## Task brief:
Write out the entire profile of the footballer Marco Larsen below, word for word.

## Excerpt to read:

== Segment start ==

Marco Larsen

Personal information
- Full name: Marco Tejmer Larsen
- Date of birth: 15 May 1993 (age 32)
- Place of birth: Ringsted, Denmark
- Height: 1.80 m (5 ft 11 in)
- Position(s): Midfielder / Forward

Youth career
- Ringsted IF
- 0000–2008: Køge BK
- 2008–2011: FC Midtjylland

Senior career*
- Years: Team / Apps / (Gls)
- 2011–2017: FC Midtjylland / 56 / (7)
- 2016: → Vejle BK (loan) / 8 / (0)
- 2017: → HB Køge (loan) / 11 / (1)

International career
- 2008–2009: Denmark U16 / 7 / (2)
- 2009–2010: Denmark U17 / 9 / (2)
- 2010–2011: Denmark U18 / 4 / (1)
- 2011–2012: Denmark U19 / 9 / (0)
- 2013–2014: Denmark U21 / 4 / (0)

= Marco Larsen =

Danish footballer (born 1993)

Marco Tejmer Larsen (born 15 May 1993) is a Danish retired football player who last played for Danish Superliga club FC Midtjylland. He has represented Denmark internationally at levels up to Denmark under-21.

== Segment end ==

Document structure recognition data
== Segment start ==

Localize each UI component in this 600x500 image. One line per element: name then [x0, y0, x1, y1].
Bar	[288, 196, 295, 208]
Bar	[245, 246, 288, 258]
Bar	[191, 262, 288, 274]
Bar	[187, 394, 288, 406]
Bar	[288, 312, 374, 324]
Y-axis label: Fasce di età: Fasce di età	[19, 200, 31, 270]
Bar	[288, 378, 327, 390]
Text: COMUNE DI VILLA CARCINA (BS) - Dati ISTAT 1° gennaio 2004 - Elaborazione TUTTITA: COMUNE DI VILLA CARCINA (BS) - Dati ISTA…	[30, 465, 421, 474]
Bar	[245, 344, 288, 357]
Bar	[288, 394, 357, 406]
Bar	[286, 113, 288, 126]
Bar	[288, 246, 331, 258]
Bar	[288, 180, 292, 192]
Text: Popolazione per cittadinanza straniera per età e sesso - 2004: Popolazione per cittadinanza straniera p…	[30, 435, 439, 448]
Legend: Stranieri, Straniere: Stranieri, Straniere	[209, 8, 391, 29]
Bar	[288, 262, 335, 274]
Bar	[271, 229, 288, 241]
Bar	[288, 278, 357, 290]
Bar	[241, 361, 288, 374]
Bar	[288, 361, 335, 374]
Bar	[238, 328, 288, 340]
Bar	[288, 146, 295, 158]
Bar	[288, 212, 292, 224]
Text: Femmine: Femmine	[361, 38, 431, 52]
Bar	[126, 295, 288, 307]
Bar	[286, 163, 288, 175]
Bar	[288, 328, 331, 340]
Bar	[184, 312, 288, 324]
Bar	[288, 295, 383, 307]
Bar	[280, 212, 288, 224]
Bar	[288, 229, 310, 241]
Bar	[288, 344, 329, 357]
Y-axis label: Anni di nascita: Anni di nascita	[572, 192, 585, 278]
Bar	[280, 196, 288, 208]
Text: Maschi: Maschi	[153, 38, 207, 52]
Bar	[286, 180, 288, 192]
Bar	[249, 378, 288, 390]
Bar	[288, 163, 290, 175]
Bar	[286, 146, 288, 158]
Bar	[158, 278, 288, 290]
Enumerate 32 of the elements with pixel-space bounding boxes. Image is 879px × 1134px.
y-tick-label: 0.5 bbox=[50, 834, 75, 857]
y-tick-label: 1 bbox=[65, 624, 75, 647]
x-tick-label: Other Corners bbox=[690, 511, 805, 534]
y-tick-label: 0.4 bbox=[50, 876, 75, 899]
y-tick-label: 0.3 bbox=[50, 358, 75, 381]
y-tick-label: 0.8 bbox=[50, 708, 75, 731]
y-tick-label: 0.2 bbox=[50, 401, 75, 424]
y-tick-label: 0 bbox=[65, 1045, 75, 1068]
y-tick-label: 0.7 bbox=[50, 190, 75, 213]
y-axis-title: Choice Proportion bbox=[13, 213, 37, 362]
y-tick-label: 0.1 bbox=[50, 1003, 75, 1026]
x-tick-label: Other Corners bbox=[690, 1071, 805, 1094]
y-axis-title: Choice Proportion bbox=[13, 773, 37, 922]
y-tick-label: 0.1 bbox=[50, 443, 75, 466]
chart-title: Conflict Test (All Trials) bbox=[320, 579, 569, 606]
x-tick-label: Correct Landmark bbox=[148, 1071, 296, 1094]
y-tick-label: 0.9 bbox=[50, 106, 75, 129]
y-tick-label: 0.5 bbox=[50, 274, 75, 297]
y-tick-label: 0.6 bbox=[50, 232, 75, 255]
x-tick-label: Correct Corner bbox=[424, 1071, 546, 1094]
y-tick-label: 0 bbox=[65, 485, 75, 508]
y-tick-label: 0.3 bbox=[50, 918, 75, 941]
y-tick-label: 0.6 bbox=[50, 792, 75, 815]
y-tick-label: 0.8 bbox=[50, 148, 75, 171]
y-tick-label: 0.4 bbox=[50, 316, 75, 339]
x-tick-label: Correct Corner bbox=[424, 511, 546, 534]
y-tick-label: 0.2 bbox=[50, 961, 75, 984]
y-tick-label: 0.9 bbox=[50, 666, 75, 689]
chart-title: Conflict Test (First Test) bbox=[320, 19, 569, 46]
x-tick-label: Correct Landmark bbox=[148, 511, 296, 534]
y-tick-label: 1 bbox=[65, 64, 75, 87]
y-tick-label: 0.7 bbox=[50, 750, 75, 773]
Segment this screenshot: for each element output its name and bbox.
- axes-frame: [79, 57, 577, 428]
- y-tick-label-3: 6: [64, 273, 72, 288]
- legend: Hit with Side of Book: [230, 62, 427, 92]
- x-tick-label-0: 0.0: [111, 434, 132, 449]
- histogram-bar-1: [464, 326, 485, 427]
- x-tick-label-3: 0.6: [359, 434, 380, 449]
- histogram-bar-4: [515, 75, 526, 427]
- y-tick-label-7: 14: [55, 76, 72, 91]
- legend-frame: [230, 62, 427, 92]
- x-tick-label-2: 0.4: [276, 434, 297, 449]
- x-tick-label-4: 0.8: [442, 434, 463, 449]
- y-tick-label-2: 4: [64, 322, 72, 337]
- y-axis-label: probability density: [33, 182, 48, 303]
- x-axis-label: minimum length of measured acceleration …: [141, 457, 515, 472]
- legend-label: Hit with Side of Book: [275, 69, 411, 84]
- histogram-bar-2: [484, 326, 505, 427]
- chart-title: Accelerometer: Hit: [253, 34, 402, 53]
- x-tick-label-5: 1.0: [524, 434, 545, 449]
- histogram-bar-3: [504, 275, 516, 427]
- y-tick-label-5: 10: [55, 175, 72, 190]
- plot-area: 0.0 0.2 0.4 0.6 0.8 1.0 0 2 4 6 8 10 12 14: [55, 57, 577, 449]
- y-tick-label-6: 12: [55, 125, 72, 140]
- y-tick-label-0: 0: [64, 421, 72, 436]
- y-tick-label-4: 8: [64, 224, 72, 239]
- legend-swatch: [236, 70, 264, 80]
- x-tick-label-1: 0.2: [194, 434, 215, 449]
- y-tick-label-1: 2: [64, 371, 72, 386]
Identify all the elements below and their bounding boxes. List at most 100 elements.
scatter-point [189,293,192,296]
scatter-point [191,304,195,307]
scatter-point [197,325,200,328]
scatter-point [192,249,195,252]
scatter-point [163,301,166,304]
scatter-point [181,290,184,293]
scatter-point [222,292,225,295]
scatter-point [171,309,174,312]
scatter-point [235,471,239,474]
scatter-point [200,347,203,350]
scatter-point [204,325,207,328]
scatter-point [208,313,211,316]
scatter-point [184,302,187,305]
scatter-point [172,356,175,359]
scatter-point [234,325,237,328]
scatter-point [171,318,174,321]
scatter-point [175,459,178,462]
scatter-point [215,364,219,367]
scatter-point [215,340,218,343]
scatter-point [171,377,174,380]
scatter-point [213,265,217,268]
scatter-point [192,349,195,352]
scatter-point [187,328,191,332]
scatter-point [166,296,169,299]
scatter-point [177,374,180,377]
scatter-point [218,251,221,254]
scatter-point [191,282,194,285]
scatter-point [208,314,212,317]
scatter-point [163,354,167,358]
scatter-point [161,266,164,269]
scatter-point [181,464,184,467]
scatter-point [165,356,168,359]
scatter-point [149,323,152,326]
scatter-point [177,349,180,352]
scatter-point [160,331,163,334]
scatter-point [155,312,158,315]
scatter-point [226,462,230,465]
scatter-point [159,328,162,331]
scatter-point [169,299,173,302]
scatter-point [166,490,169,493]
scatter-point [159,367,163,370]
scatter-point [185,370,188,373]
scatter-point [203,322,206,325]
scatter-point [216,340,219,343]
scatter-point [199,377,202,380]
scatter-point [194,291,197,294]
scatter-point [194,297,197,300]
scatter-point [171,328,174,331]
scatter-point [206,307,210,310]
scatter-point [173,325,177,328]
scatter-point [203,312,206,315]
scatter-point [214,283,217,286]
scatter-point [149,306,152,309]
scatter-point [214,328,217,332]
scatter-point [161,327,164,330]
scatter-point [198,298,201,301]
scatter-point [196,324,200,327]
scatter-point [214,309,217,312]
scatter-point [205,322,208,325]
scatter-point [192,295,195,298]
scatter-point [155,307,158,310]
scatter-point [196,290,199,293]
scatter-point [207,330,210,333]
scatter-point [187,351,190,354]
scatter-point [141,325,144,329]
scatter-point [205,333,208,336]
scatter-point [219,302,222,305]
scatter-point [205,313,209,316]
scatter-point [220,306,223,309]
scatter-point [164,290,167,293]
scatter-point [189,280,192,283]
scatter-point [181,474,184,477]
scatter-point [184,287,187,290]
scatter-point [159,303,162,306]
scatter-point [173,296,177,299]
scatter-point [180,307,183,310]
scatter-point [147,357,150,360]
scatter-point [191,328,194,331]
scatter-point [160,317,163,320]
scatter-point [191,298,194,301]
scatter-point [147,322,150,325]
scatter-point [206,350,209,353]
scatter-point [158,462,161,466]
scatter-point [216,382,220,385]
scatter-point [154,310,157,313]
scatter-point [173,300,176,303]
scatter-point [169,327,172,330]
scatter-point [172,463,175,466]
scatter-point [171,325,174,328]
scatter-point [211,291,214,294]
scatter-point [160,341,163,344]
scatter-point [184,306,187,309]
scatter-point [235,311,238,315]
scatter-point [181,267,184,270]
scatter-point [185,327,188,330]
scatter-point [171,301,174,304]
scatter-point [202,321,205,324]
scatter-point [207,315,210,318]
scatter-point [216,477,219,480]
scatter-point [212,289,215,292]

== Segment end ==

## Finished exercise:
Marco Larsen

Personal information
- Full name: Marco Tejmer Larsen
- Date of birth: 15 May 1993 (age 32)
- Place of birth: Ringsted, Denmark
- Height: 1.80 m (5 ft 11 in)
- Position(s): Midfielder / Forward

Youth career
- Ringsted IF
- 0000–2008: Køge BK
- 2008–2011: FC Midtjylland

Senior career*
- Years: Team / Apps / (Gls)
- 2011–2017: FC Midtjylland / 56 / (7)
- 2016: → Vejle BK (loan) / 8 / (0)
- 2017: → HB Køge (loan) / 11 / (1)

International career
- 2008–2009: Denmark U16 / 7 / (2)
- 2009–2010: Denmark U17 / 9 / (2)
- 2010–2011: Denmark U18 / 4 / (1)
- 2011–2012: Denmark U19 / 9 / (0)
- 2013–2014: Denmark U21 / 4 / (0)

= Marco Larsen =

Danish footballer (born 1993)

Marco Tejmer Larsen (born 15 May 1993) is a Danish retired football player who last played for Danish Superliga club FC Midtjylland. He has represented Denmark internationally at levels up to Denmark under-21.